Previous studies performed in the laboratory have shown that
nitrogen narcosis induces a decrease in striatal
glutamate and
dopamine levels. Although we stimulated the
N-methyl-D-aspartate (
NMDA) receptor, an important
glutamate receptor required for motor and locomotor activity managed by the striatum, and demonstrated that the receptor was effective when exposed to
nitrogen at 3MPa, it was not possible to return the striatal
glutamate level to its base values. We conclude that it was the striatopetal neurons of the glutamatergic pathways that were mainly affected in this hyperbaric syndrome, without understanding the principal reasons. Hence we sought to establish what happens in the vicinity of the plasma membrane, downstream the
NMDA-Receptor, and we used the hypothesis that there could be
neuronal nitric oxide synthase (nNOS) disturbances. A microdialysis study was performed in rat striatum in order to analyse levels of
citrulline, the NO co-product, and
arginine, the NO precursor. Those both NO metabolites were detectable with an HPLC coupled to a fluorimetric detector. Exposure to pressurized
nitrogen induced a reduction in
citrulline (-18.9%) and
arginine (-10.4%) levels. Under the control normobaric conditions, the striatal
NMDA infusion enhanced the
citrulline level (+85.6%), whereas under 3 MPa of
nitrogen, the same
NMDA infusion did not change the
citrulline level which remains equivalent to that of the baseline. The level of
arginine increased (+45.7%) under normobaric conditions but a decrease occurred in pressurized
nitrogen (-51.6%). Retrodialysis with
Saclofen and KCl in the prefrontal cortex under normobaric conditions led to an increase in striatal levels of
citrulline (+30.5%) and a decrease in
arginine levels (-67.4%). There was no significant difference when
nitrogen at 3MPa was added. To conclude, the synthesis of
citrulline/NO is reduced in
nitrogen narcosis while it seems possible to activate it artificially by infusion. We have suggested that the low
glutamate levels recorded in
nitrogen narcosis induced these
dopamine and NO reductions in the striatum.

**Provided records:**

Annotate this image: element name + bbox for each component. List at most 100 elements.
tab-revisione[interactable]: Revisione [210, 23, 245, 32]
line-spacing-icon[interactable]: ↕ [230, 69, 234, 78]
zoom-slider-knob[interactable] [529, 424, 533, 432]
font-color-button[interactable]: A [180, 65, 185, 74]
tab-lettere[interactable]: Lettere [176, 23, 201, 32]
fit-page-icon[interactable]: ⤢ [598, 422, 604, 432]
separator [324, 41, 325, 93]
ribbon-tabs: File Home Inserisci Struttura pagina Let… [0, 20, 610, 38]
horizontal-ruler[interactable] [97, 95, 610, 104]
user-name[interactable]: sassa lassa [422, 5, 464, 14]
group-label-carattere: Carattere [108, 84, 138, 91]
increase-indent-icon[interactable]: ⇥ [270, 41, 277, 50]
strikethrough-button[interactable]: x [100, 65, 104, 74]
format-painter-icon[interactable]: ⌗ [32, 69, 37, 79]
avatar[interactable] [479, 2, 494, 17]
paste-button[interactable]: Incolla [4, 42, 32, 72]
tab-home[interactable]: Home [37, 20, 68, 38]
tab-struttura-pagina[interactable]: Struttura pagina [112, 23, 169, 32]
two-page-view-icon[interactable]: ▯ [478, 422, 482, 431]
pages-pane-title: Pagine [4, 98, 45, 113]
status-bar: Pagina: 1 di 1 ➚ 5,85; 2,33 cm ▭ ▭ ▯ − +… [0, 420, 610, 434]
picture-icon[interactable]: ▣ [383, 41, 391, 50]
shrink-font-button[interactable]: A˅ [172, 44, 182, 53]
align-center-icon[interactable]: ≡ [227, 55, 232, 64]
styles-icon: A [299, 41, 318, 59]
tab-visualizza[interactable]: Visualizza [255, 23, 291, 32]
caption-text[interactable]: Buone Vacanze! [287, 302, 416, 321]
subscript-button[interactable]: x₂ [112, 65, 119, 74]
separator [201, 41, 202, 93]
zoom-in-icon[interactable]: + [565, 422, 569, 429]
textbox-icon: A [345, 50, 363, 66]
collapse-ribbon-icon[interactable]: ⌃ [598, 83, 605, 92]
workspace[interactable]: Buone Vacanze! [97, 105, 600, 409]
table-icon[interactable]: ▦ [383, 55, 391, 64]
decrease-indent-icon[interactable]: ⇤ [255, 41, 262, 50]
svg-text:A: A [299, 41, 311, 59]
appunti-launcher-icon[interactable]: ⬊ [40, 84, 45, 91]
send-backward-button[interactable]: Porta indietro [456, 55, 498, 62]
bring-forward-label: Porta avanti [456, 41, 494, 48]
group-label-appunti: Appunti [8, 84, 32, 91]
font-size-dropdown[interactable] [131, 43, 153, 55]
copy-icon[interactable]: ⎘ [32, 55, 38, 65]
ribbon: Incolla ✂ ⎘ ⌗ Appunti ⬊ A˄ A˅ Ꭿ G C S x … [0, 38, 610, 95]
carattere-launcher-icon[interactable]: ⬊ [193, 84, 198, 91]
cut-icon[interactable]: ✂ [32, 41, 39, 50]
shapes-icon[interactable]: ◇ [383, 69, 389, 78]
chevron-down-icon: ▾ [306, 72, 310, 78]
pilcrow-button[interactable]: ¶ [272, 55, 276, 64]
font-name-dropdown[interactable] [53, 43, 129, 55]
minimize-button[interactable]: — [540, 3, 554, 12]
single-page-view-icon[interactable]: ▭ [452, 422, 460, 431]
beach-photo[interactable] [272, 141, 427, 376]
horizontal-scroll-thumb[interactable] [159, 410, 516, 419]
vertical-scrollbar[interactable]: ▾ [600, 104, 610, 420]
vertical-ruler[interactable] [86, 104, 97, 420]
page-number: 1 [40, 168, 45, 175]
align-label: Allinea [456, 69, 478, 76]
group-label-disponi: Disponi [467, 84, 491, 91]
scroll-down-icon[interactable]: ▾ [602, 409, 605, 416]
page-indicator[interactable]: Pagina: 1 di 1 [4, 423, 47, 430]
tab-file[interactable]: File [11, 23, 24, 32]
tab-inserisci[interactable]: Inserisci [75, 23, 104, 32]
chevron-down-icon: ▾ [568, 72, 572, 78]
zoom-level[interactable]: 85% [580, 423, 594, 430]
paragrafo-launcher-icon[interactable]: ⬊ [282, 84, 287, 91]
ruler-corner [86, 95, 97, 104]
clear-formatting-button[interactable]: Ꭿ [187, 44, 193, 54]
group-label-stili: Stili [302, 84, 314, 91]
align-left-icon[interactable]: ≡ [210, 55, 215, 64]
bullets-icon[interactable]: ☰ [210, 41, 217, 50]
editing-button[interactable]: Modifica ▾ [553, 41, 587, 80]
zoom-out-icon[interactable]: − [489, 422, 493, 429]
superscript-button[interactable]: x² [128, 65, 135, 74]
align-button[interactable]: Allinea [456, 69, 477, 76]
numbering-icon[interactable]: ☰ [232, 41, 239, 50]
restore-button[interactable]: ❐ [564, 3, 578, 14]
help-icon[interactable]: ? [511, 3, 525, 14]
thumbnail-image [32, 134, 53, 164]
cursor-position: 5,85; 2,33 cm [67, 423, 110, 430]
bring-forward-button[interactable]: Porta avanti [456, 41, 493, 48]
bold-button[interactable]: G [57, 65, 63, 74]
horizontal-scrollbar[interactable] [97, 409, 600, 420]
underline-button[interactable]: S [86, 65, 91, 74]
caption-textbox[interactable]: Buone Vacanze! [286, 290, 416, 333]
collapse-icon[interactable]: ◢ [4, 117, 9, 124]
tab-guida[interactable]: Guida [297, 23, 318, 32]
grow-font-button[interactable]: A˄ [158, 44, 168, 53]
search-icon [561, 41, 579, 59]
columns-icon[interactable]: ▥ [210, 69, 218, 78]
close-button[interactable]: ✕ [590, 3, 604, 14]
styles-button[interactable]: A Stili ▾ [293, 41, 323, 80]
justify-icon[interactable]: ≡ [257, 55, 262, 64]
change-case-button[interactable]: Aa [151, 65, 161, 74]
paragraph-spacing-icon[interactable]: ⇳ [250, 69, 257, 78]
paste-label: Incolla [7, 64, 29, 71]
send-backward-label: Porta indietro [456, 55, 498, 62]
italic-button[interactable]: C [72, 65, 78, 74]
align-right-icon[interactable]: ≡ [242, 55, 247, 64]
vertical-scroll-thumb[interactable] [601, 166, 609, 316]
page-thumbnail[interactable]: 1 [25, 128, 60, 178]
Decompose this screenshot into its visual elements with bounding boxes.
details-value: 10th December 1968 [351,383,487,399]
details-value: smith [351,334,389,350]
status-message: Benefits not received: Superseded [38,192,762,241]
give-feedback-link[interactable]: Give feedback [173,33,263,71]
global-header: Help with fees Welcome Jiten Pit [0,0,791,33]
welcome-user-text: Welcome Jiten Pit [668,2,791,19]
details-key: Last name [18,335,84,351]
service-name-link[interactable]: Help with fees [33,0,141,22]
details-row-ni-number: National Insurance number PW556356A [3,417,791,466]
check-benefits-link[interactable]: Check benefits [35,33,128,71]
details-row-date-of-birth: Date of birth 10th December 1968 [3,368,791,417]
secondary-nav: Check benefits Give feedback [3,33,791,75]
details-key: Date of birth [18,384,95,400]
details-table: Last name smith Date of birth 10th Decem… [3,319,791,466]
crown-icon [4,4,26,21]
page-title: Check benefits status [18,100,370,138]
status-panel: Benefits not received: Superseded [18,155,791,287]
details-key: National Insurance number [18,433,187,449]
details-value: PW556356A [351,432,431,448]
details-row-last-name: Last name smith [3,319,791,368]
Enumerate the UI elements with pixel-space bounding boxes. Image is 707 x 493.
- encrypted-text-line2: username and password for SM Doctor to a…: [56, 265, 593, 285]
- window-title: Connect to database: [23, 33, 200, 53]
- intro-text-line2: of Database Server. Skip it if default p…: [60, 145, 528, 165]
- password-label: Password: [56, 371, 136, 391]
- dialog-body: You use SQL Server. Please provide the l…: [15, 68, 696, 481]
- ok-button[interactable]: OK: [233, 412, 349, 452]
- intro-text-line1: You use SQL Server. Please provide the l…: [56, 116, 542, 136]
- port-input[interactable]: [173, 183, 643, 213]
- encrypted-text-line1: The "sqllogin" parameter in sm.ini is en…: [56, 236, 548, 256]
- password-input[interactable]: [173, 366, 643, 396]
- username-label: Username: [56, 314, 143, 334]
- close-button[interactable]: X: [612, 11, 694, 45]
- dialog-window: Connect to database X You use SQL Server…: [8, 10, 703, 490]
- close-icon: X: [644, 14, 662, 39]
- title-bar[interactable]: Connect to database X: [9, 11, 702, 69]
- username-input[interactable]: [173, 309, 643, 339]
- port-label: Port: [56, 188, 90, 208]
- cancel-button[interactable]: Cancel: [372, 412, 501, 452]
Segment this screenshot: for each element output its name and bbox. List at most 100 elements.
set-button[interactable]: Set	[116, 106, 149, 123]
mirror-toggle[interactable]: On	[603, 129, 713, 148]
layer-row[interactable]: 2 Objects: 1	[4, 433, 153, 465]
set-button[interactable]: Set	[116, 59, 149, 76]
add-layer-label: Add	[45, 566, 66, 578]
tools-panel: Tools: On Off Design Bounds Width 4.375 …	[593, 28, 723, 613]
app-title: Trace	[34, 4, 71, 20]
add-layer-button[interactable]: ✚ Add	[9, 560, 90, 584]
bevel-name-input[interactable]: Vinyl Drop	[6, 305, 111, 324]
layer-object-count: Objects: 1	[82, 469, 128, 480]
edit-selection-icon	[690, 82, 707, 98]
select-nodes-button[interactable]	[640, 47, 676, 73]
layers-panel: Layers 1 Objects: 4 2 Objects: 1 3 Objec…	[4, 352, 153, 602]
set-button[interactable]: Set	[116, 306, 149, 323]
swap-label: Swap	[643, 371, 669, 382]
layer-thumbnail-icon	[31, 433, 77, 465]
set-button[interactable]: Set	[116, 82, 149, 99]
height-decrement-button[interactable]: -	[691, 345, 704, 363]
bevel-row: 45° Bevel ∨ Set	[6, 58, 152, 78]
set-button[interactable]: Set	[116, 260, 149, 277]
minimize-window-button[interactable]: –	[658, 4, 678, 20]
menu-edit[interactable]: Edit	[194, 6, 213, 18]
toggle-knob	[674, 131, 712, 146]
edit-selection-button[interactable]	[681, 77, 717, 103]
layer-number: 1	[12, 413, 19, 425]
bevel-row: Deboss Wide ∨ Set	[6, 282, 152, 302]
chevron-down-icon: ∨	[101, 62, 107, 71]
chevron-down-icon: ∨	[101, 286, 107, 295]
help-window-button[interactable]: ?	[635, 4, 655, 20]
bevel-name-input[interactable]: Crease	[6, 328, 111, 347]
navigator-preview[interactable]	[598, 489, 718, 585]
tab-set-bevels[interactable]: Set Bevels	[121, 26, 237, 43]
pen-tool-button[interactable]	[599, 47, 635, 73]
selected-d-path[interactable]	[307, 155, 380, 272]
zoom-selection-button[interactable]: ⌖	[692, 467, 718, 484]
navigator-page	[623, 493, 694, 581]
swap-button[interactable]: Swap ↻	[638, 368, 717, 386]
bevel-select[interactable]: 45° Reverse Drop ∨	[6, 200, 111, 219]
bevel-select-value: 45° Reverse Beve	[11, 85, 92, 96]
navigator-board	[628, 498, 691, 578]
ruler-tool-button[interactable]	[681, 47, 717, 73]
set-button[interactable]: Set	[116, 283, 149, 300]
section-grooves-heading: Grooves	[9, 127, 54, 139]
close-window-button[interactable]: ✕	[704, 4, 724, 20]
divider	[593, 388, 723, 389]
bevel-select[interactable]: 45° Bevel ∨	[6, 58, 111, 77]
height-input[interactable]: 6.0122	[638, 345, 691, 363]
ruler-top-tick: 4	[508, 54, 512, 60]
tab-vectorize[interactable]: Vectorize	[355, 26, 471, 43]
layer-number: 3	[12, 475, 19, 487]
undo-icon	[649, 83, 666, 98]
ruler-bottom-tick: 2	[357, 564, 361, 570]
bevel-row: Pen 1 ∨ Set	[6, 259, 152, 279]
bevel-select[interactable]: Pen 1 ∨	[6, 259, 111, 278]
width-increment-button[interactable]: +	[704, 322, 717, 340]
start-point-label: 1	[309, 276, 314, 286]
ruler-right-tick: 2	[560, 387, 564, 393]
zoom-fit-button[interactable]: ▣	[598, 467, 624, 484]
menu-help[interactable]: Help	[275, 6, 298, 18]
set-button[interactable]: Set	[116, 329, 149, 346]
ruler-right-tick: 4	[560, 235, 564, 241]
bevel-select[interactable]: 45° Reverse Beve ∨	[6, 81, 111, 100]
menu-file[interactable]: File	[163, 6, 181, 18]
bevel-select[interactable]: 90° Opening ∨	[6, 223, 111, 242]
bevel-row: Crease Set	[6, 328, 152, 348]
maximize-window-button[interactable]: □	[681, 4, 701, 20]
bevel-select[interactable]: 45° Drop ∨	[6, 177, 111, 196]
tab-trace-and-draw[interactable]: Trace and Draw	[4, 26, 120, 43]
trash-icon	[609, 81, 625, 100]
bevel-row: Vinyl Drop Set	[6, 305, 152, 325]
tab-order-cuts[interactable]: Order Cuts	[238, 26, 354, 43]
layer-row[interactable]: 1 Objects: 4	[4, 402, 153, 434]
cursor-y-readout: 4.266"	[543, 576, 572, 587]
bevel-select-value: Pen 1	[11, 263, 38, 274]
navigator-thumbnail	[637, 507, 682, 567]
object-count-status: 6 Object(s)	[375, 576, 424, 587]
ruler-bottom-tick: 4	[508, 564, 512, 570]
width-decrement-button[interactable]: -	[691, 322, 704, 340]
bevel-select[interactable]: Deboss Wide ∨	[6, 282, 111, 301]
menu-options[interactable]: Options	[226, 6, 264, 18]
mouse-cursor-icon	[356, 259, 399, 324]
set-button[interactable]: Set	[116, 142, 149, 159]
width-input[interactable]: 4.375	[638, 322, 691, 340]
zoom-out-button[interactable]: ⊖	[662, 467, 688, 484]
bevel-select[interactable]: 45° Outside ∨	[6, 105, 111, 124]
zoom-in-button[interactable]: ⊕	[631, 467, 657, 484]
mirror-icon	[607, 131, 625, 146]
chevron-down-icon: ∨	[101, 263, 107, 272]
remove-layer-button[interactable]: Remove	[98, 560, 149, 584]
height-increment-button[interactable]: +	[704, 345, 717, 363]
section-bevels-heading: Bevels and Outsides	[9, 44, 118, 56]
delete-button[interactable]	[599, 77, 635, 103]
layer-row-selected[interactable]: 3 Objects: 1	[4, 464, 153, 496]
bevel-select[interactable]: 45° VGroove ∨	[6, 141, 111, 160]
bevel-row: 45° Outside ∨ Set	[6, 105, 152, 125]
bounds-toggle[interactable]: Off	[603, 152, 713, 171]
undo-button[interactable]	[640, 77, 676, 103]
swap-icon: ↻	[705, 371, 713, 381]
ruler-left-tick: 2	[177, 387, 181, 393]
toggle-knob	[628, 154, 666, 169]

**Instructions to follow:**
Render this sentence from the nitrogen narcosis abstract in Spanish: "Exposure to pressurized nitrogen induced a reduction in citrulline (-18.9%) and arginine (-10.4%) levels."

**Completed task:**
La exposición al nitrógeno presurizado indujo una reducción de los niveles de citrulina (-18,9 %) y de arginina (-10,4 %).